[Stated goal]
Give the count of lines in the data that include the string "color", with no added remarks.

====== Entries supplied

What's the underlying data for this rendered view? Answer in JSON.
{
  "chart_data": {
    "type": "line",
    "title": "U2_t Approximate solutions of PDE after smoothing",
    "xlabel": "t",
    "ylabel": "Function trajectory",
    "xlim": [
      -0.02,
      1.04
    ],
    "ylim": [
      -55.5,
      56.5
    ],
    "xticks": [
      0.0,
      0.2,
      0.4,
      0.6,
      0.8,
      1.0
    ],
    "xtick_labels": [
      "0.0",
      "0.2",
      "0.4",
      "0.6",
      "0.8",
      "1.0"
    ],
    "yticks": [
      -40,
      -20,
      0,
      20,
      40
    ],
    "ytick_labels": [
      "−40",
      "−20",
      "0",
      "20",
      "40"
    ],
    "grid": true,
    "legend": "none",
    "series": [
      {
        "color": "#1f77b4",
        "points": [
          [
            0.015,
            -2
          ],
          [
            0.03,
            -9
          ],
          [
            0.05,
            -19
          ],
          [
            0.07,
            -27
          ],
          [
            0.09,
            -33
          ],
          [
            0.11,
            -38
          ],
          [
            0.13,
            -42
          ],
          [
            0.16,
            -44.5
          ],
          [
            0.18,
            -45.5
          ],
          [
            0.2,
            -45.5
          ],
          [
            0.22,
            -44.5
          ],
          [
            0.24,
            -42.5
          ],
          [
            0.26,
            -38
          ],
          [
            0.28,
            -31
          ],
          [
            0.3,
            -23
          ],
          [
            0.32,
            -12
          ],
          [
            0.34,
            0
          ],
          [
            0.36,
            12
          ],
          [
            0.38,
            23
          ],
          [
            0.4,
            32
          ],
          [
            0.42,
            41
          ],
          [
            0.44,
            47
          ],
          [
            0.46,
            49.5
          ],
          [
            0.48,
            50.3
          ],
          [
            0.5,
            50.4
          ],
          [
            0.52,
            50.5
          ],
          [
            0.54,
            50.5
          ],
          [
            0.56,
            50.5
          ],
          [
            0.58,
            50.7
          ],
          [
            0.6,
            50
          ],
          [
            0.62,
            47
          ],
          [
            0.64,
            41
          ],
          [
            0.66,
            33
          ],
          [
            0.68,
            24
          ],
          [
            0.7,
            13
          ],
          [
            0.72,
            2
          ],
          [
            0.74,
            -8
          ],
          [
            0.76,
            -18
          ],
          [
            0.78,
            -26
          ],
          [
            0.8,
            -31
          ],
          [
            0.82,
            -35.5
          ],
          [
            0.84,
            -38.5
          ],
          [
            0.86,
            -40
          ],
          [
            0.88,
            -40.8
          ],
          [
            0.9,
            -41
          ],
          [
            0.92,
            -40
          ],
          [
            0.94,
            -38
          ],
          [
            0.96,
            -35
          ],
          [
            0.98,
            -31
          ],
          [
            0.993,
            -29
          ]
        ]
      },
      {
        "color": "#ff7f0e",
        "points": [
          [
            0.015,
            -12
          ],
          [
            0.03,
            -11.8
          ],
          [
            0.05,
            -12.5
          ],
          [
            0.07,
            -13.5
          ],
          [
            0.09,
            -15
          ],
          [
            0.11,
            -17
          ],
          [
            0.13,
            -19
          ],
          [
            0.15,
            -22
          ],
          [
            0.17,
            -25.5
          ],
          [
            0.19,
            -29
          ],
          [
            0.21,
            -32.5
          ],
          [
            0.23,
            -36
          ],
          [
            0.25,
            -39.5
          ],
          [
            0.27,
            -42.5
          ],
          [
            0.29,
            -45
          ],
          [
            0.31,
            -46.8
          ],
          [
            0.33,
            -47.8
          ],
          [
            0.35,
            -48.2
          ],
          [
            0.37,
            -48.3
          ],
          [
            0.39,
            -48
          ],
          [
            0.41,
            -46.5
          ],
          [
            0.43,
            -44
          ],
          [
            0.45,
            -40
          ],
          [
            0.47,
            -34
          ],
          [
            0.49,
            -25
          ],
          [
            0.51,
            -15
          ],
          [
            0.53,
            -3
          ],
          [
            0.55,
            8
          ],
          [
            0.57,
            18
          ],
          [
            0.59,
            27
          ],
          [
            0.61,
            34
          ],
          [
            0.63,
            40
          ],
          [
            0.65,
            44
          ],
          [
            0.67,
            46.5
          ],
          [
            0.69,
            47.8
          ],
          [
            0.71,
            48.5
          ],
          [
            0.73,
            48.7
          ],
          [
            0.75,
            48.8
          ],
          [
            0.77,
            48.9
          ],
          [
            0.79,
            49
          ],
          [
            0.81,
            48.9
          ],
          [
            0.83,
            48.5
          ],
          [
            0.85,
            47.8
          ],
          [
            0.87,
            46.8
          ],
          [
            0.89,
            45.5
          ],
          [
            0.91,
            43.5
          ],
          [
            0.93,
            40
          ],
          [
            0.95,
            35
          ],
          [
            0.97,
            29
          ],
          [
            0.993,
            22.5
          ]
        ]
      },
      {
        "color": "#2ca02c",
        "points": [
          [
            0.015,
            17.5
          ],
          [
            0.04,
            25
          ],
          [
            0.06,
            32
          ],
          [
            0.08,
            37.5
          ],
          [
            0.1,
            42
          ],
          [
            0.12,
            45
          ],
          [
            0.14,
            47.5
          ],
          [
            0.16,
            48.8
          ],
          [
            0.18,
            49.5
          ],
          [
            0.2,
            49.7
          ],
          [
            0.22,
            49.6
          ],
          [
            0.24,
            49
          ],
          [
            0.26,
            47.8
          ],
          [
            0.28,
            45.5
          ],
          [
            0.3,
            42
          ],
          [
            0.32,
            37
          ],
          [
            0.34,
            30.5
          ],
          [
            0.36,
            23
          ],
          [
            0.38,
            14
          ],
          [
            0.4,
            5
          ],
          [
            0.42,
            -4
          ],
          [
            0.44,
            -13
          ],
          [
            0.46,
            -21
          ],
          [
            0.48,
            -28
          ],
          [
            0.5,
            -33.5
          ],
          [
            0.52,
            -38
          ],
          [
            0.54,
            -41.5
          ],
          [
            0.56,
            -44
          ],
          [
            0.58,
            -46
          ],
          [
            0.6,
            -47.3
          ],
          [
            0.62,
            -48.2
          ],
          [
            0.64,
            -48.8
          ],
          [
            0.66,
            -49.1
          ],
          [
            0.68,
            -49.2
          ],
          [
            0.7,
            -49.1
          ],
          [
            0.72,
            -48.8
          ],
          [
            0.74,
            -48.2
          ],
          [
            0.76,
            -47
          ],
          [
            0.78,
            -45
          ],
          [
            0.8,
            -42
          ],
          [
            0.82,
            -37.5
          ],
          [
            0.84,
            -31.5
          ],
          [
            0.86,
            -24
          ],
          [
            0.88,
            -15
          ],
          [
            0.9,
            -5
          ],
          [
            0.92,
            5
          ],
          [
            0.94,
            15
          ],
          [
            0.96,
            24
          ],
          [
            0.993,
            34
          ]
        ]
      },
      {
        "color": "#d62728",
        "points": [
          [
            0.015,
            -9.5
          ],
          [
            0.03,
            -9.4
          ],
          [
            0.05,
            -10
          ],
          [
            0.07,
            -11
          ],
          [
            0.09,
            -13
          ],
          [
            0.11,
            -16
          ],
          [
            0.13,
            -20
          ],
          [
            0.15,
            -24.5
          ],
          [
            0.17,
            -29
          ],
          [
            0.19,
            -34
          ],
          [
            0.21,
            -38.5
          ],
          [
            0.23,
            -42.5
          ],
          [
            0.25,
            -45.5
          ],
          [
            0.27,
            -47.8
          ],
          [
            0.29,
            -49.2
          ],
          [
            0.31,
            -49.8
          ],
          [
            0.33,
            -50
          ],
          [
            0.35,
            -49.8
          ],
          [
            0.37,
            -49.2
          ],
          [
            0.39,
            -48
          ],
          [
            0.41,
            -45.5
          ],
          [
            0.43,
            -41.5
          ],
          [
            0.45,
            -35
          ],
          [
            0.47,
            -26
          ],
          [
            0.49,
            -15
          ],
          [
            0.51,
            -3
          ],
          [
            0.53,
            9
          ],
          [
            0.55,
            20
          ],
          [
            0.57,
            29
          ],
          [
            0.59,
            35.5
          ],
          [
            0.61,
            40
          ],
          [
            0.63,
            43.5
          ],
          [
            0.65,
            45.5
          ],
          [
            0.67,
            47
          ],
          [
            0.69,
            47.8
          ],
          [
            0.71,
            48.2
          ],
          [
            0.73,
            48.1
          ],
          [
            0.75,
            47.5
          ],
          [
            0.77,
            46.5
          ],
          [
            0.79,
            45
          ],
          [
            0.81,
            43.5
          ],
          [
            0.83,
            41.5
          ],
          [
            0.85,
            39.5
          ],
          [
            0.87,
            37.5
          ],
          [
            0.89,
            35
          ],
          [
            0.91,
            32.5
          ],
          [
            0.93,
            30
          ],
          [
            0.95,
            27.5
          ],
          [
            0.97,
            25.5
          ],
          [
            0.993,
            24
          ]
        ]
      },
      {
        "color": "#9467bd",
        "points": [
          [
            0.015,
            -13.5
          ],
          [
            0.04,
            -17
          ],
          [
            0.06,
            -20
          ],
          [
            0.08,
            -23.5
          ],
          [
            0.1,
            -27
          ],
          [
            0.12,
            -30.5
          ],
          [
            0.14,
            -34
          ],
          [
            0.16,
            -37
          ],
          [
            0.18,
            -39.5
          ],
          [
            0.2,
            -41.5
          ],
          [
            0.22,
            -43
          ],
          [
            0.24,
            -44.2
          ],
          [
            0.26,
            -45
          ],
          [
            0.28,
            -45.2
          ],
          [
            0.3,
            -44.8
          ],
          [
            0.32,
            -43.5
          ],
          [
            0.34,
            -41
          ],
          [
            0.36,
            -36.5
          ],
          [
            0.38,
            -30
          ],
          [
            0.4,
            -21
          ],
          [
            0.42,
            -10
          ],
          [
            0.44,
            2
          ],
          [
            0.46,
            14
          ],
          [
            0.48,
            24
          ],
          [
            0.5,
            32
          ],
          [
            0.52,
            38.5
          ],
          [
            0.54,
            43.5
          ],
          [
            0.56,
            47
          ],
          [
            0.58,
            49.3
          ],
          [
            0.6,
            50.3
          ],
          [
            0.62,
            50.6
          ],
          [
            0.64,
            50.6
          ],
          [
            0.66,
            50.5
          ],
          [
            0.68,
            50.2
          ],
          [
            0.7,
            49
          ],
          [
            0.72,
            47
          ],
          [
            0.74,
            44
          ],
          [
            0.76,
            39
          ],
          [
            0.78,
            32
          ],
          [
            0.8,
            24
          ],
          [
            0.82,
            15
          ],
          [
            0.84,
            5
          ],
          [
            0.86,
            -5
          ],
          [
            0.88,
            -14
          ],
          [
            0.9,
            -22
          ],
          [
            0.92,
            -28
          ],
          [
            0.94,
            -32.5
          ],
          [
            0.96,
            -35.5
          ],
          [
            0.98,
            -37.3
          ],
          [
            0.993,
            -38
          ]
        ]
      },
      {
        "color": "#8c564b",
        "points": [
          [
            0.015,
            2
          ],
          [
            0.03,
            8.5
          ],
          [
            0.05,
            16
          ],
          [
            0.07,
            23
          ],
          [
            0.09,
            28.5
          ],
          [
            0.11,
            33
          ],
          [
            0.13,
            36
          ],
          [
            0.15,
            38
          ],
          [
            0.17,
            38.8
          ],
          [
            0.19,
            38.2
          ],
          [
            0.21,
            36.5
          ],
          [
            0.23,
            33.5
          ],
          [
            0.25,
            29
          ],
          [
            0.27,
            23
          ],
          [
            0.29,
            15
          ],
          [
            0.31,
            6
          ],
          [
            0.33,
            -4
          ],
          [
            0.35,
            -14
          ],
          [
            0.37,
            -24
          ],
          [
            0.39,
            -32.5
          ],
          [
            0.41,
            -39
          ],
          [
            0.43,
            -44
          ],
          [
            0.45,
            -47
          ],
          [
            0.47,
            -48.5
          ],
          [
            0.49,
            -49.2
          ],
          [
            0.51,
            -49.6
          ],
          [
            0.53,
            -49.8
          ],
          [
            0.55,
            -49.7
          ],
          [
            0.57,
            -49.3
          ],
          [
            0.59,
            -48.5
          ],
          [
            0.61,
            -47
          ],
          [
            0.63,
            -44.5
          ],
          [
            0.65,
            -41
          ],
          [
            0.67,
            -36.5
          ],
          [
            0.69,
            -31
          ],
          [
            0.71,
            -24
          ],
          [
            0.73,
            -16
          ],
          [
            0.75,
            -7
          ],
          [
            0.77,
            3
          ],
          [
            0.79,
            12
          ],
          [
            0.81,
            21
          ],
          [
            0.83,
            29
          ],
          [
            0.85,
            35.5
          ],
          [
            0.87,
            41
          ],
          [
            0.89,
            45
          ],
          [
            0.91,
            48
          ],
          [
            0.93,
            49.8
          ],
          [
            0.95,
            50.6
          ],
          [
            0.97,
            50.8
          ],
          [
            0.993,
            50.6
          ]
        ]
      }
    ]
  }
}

============

[Answer for the task]
6